Saved entries:

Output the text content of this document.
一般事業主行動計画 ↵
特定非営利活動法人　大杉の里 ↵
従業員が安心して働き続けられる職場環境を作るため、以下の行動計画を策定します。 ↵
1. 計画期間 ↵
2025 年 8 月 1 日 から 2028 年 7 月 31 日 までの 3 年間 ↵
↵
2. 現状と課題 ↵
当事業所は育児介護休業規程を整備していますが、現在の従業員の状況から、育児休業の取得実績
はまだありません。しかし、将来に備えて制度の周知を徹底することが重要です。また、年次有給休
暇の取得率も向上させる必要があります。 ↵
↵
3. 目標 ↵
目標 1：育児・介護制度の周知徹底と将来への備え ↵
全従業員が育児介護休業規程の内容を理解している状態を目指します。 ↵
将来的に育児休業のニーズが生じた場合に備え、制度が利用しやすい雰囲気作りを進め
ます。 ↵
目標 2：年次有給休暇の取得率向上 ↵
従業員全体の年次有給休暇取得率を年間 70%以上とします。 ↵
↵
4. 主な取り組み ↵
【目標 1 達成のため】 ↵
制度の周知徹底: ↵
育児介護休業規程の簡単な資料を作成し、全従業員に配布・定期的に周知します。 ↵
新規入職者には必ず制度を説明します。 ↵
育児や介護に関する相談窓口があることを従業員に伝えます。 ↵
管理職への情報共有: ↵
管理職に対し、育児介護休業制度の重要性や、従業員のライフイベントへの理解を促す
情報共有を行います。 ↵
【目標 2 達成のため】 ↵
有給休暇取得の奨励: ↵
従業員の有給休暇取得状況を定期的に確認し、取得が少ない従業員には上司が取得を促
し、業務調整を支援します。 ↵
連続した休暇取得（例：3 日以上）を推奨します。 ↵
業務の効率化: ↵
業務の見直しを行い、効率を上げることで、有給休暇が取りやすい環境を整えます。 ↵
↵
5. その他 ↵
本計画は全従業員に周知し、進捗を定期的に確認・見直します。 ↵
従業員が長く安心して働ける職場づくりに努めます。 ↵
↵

Aim of the exercise =>
Reproduce the listing above verbatim, from first line to last.

Exercise response =>
Output the text content of this document.
一般事業主行動計画 ↵
特定非営利活動法人　大杉の里 ↵
従業員が安心して働き続けられる職場環境を作るため、以下の行動計画を策定します。 ↵
1. 計画期間 ↵
2025 年 8 月 1 日 から 2028 年 7 月 31 日 までの 3 年間 ↵
↵
2. 現状と課題 ↵
当事業所は育児介護休業規程を整備していますが、現在の従業員の状況から、育児休業の取得実績
はまだありません。しかし、将来に備えて制度の周知を徹底することが重要です。また、年次有給休
暇の取得率も向上させる必要があります。 ↵
↵
3. 目標 ↵
目標 1：育児・介護制度の周知徹底と将来への備え ↵
全従業員が育児介護休業規程の内容を理解している状態を目指します。 ↵
将来的に育児休業のニーズが生じた場合に備え、制度が利用しやすい雰囲気作りを進め
ます。 ↵
目標 2：年次有給休暇の取得率向上 ↵
従業員全体の年次有給休暇取得率を年間 70%以上とします。 ↵
↵
4. 主な取り組み ↵
【目標 1 達成のため】 ↵
制度の周知徹底: ↵
育児介護休業規程の簡単な資料を作成し、全従業員に配布・定期的に周知します。 ↵
新規入職者には必ず制度を説明します。 ↵
育児や介護に関する相談窓口があることを従業員に伝えます。 ↵
管理職への情報共有: ↵
管理職に対し、育児介護休業制度の重要性や、従業員のライフイベントへの理解を促す
情報共有を行います。 ↵
【目標 2 達成のため】 ↵
有給休暇取得の奨励: ↵
従業員の有給休暇取得状況を定期的に確認し、取得が少ない従業員には上司が取得を促
し、業務調整を支援します。 ↵
連続した休暇取得（例：3 日以上）を推奨します。 ↵
業務の効率化: ↵
業務の見直しを行い、効率を上げることで、有給休暇が取りやすい環境を整えます。 ↵
↵
5. その他 ↵
本計画は全従業員に周知し、進捗を定期的に確認・見直します。 ↵
従業員が長く安心して働ける職場づくりに努めます。 ↵
↵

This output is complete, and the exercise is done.